• Problem description: What follows is a set of entries. Give them again exactly, without the pictures.

• Data records:
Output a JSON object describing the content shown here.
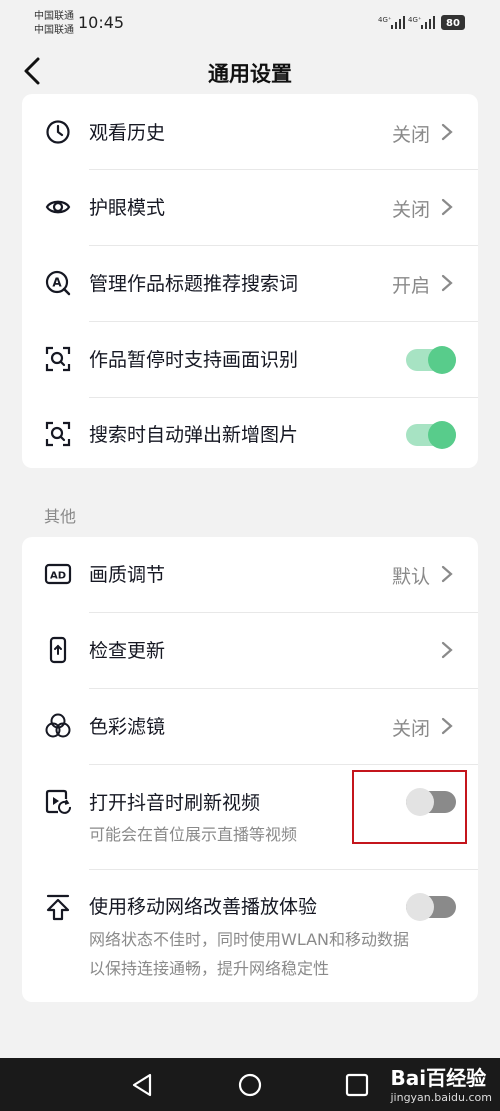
{
  "status_bar": {
    "carrier1": "中国联通",
    "carrier2": "中国联通",
    "time": "10:45",
    "sig1": "4G⁺",
    "sig2": "4G⁺",
    "battery": "80"
  },
  "header": {
    "title": "通用设置",
    "back_icon": "chevron-left-icon"
  },
  "group1": [
    {
      "label": "观看历史",
      "value": "关闭",
      "icon": "clock-icon"
    },
    {
      "label": "护眼模式",
      "value": "关闭",
      "icon": "eye-icon"
    },
    {
      "label": "管理作品标题推荐搜索词",
      "value": "开启",
      "icon": "search-a-icon"
    },
    {
      "label": "作品暂停时支持画面识别",
      "toggle": "on",
      "icon": "scan-search-icon"
    },
    {
      "label": "搜索时自动弹出新增图片",
      "toggle": "on",
      "icon": "scan-search-icon"
    }
  ],
  "section_title": "其他",
  "group2": [
    {
      "label": "画质调节",
      "value": "默认",
      "icon": "ad-icon"
    },
    {
      "label": "检查更新",
      "value": "",
      "icon": "phone-update-icon"
    },
    {
      "label": "色彩滤镜",
      "value": "关闭",
      "icon": "color-filter-icon"
    },
    {
      "label": "打开抖音时刷新视频",
      "sub": "可能会在首位展示直播等视频",
      "toggle": "off",
      "icon": "refresh-video-icon"
    },
    {
      "label": "使用移动网络改善播放体验",
      "sub1": "网络状态不佳时，同时使用WLAN和移动数据",
      "sub2": "以保持连接通畅，提升网络稳定性",
      "toggle": "off",
      "icon": "upload-arrow-icon"
    }
  ],
  "watermark": {
    "main": "Bai百经验",
    "sub": "jingyan.baidu.com"
  },
  "colors": {
    "toggle_on": "#58cc8b",
    "highlight": "#c4151c"
  }
}
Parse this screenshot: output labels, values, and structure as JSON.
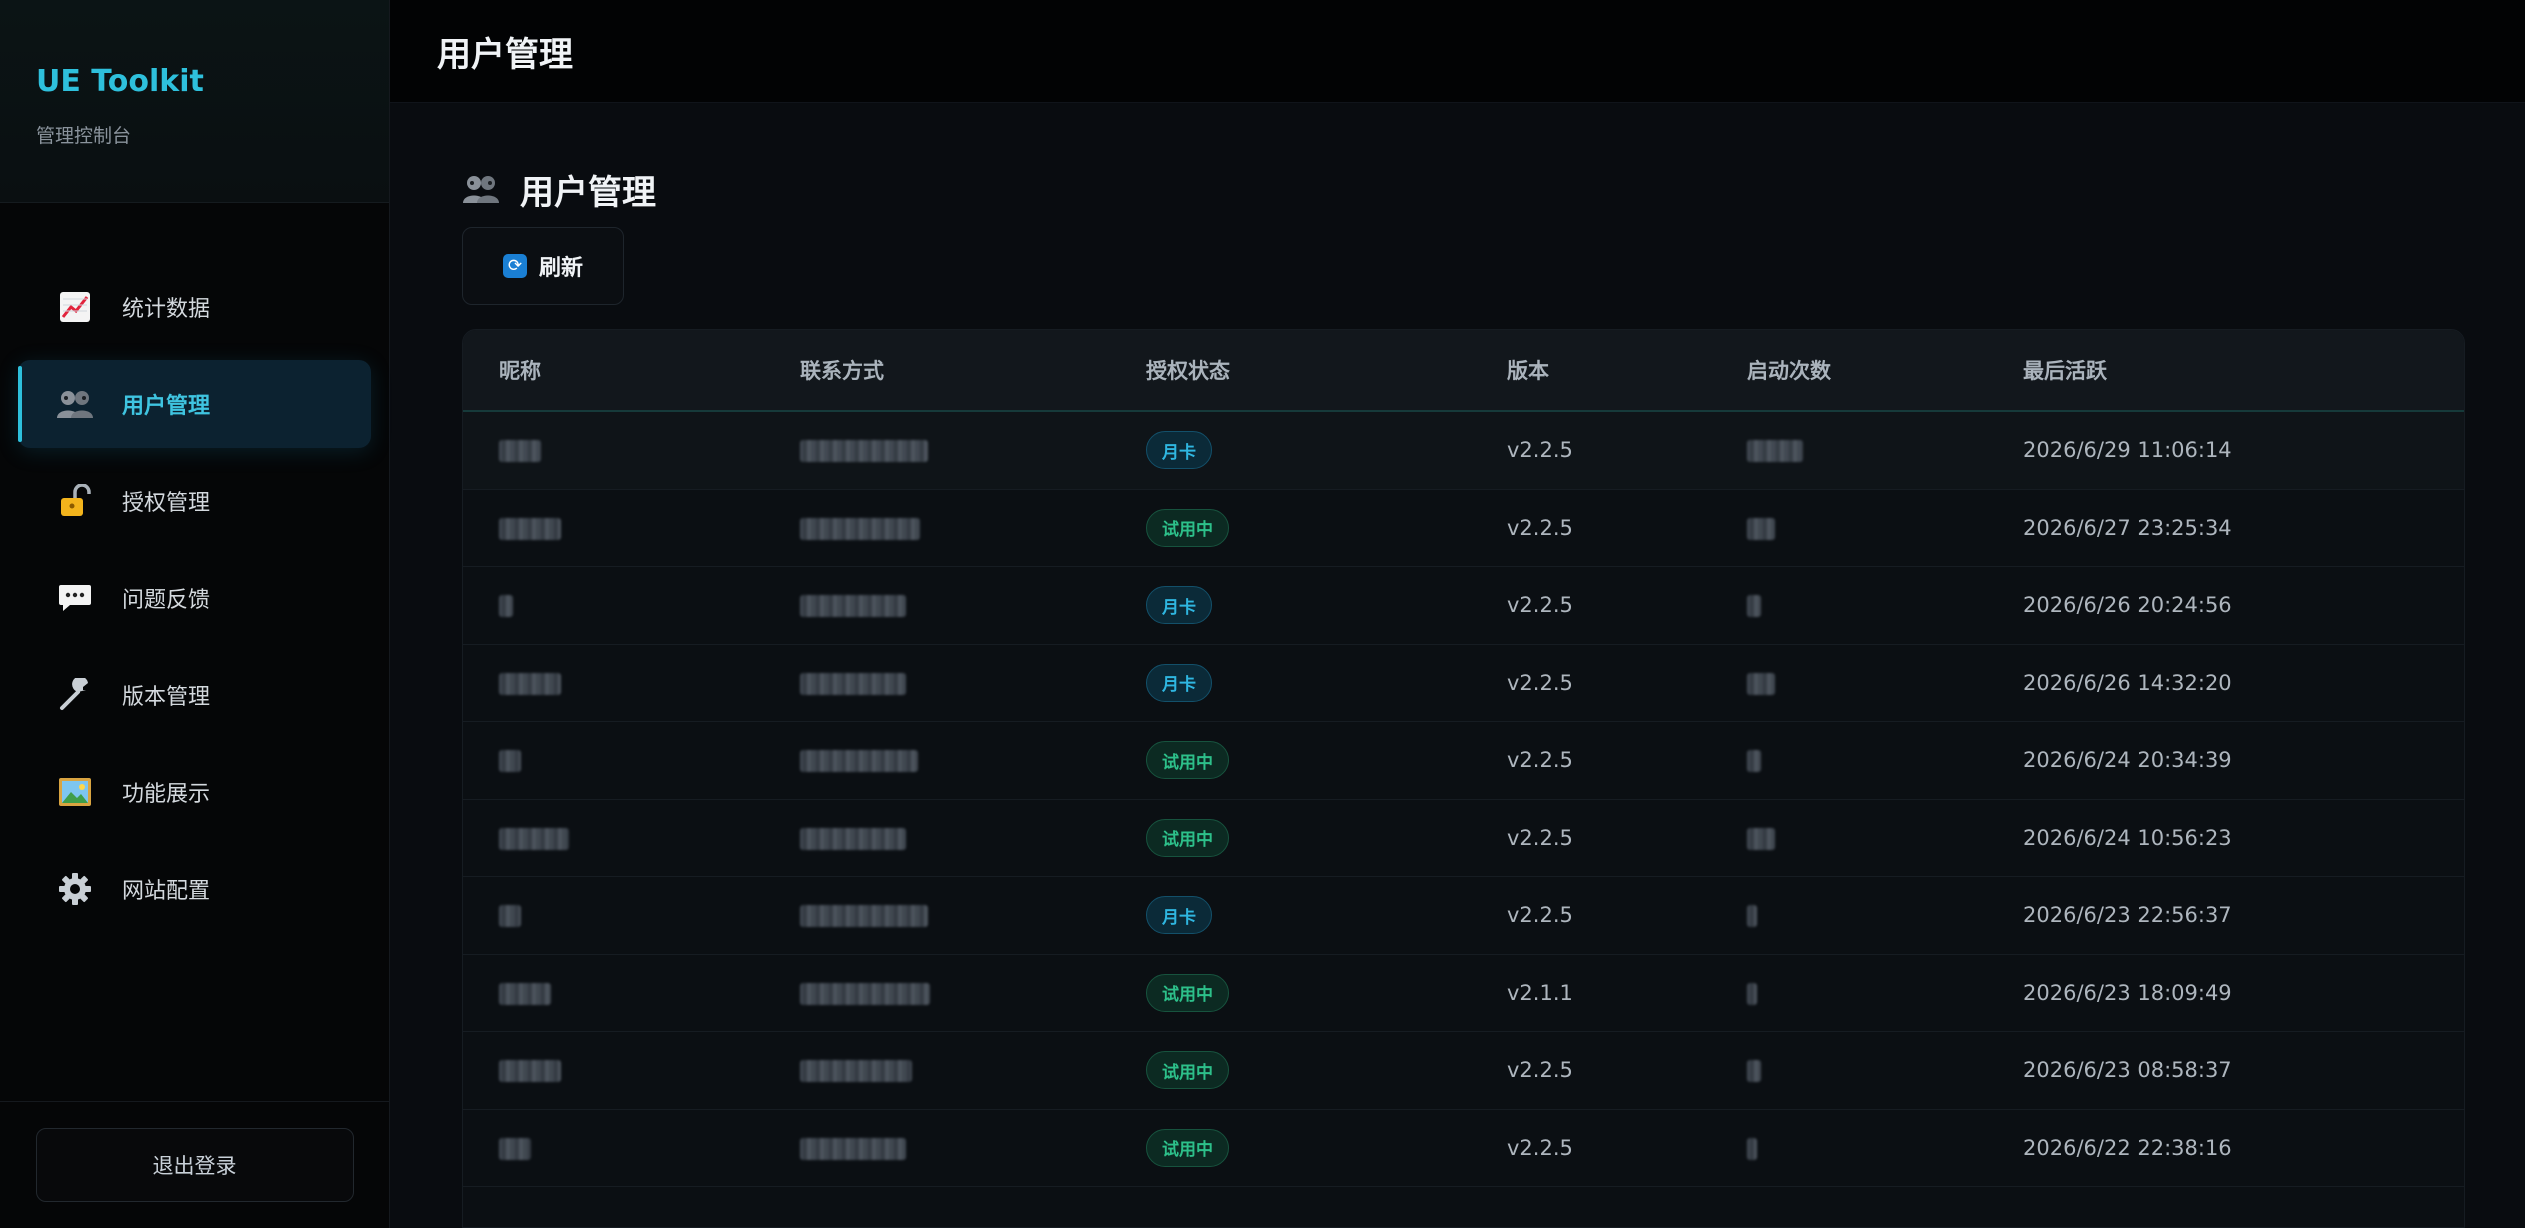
{
  "sidebar": {
    "brand_title": "UE Toolkit",
    "brand_subtitle": "管理控制台",
    "items": [
      {
        "label": "统计数据",
        "icon": "chart-increasing-icon"
      },
      {
        "label": "用户管理",
        "icon": "users-icon",
        "active": true
      },
      {
        "label": "授权管理",
        "icon": "unlocked-lock-icon"
      },
      {
        "label": "问题反馈",
        "icon": "speech-bubble-icon"
      },
      {
        "label": "版本管理",
        "icon": "wrench-icon"
      },
      {
        "label": "功能展示",
        "icon": "framed-picture-icon"
      },
      {
        "label": "网站配置",
        "icon": "gear-icon"
      }
    ],
    "logout_label": "退出登录"
  },
  "header": {
    "title": "用户管理"
  },
  "main": {
    "section_title": "用户管理",
    "section_icon": "users-icon",
    "refresh_label": "刷新",
    "refresh_icon": "refresh-icon",
    "table": {
      "columns": [
        "昵称",
        "联系方式",
        "授权状态",
        "版本",
        "启动次数",
        "最后活跃"
      ],
      "rows": [
        {
          "status": "月卡",
          "version": "v2.2.5",
          "last_active": "2026/6/29 11:06:14"
        },
        {
          "status": "试用中",
          "version": "v2.2.5",
          "last_active": "2026/6/27 23:25:34"
        },
        {
          "status": "月卡",
          "version": "v2.2.5",
          "last_active": "2026/6/26 20:24:56"
        },
        {
          "status": "月卡",
          "version": "v2.2.5",
          "last_active": "2026/6/26 14:32:20"
        },
        {
          "status": "试用中",
          "version": "v2.2.5",
          "last_active": "2026/6/24 20:34:39"
        },
        {
          "status": "试用中",
          "version": "v2.2.5",
          "last_active": "2026/6/24 10:56:23"
        },
        {
          "status": "月卡",
          "version": "v2.2.5",
          "last_active": "2026/6/23 22:56:37"
        },
        {
          "status": "试用中",
          "version": "v2.1.1",
          "last_active": "2026/6/23 18:09:49"
        },
        {
          "status": "试用中",
          "version": "v2.2.5",
          "last_active": "2026/6/23 08:58:37"
        },
        {
          "status": "试用中",
          "version": "v2.2.5",
          "last_active": "2026/6/22 22:38:16"
        }
      ]
    }
  },
  "colors": {
    "accent": "#2ec0dc",
    "badge_month": "#2fb6e0",
    "badge_trial": "#2dc08a"
  }
}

• The answer:
Output a JSON object describing the content shown here.
{
  "status_bar": {
    "carrier1": "中国联通",
    "carrier2": "中国联通",
    "time": "10:45",
    "sig1": "4G⁺",
    "sig2": "4G⁺",
    "battery": "80"
  },
  "header": {
    "title": "通用设置",
    "back_icon": "chevron-left-icon"
  },
  "group1": [
    {
      "label": "观看历史",
      "value": "关闭",
      "icon": "clock-icon"
    },
    {
      "label": "护眼模式",
      "value": "关闭",
      "icon": "eye-icon"
    },
    {
      "label": "管理作品标题推荐搜索词",
      "value": "开启",
      "icon": "search-a-icon"
    },
    {
      "label": "作品暂停时支持画面识别",
      "toggle": "on",
      "icon": "scan-search-icon"
    },
    {
      "label": "搜索时自动弹出新增图片",
      "toggle": "on",
      "icon": "scan-search-icon"
    }
  ],
  "section_title": "其他",
  "group2": [
    {
      "label": "画质调节",
      "value": "默认",
      "icon": "ad-icon"
    },
    {
      "label": "检查更新",
      "value": "",
      "icon": "phone-update-icon"
    },
    {
      "label": "色彩滤镜",
      "value": "关闭",
      "icon": "color-filter-icon"
    },
    {
      "label": "打开抖音时刷新视频",
      "sub": "可能会在首位展示直播等视频",
      "toggle": "off",
      "icon": "refresh-video-icon"
    },
    {
      "label": "使用移动网络改善播放体验",
      "sub1": "网络状态不佳时，同时使用WLAN和移动数据",
      "sub2": "以保持连接通畅，提升网络稳定性",
      "toggle": "off",
      "icon": "upload-arrow-icon"
    }
  ],
  "watermark": {
    "main": "Bai百经验",
    "sub": "jingyan.baidu.com"
  },
  "colors": {
    "toggle_on": "#58cc8b",
    "highlight": "#c4151c"
  }
}
Parse this screenshot: output labels, values, and structure as JSON.
{
  "sidebar": {
    "brand_title": "UE Toolkit",
    "brand_subtitle": "管理控制台",
    "items": [
      {
        "label": "统计数据",
        "icon": "chart-increasing-icon"
      },
      {
        "label": "用户管理",
        "icon": "users-icon",
        "active": true
      },
      {
        "label": "授权管理",
        "icon": "unlocked-lock-icon"
      },
      {
        "label": "问题反馈",
        "icon": "speech-bubble-icon"
      },
      {
        "label": "版本管理",
        "icon": "wrench-icon"
      },
      {
        "label": "功能展示",
        "icon": "framed-picture-icon"
      },
      {
        "label": "网站配置",
        "icon": "gear-icon"
      }
    ],
    "logout_label": "退出登录"
  },
  "header": {
    "title": "用户管理"
  },
  "main": {
    "section_title": "用户管理",
    "section_icon": "users-icon",
    "refresh_label": "刷新",
    "refresh_icon": "refresh-icon",
    "table": {
      "columns": [
        "昵称",
        "联系方式",
        "授权状态",
        "版本",
        "启动次数",
        "最后活跃"
      ],
      "rows": [
        {
          "status": "月卡",
          "version": "v2.2.5",
          "last_active": "2026/6/29 11:06:14"
        },
        {
          "status": "试用中",
          "version": "v2.2.5",
          "last_active": "2026/6/27 23:25:34"
        },
        {
          "status": "月卡",
          "version": "v2.2.5",
          "last_active": "2026/6/26 20:24:56"
        },
        {
          "status": "月卡",
          "version": "v2.2.5",
          "last_active": "2026/6/26 14:32:20"
        },
        {
          "status": "试用中",
          "version": "v2.2.5",
          "last_active": "2026/6/24 20:34:39"
        },
        {
          "status": "试用中",
          "version": "v2.2.5",
          "last_active": "2026/6/24 10:56:23"
        },
        {
          "status": "月卡",
          "version": "v2.2.5",
          "last_active": "2026/6/23 22:56:37"
        },
        {
          "status": "试用中",
          "version": "v2.1.1",
          "last_active": "2026/6/23 18:09:49"
        },
        {
          "status": "试用中",
          "version": "v2.2.5",
          "last_active": "2026/6/23 08:58:37"
        },
        {
          "status": "试用中",
          "version": "v2.2.5",
          "last_active": "2026/6/22 22:38:16"
        }
      ]
    }
  },
  "colors": {
    "accent": "#2ec0dc",
    "badge_month": "#2fb6e0",
    "badge_trial": "#2dc08a"
  }
}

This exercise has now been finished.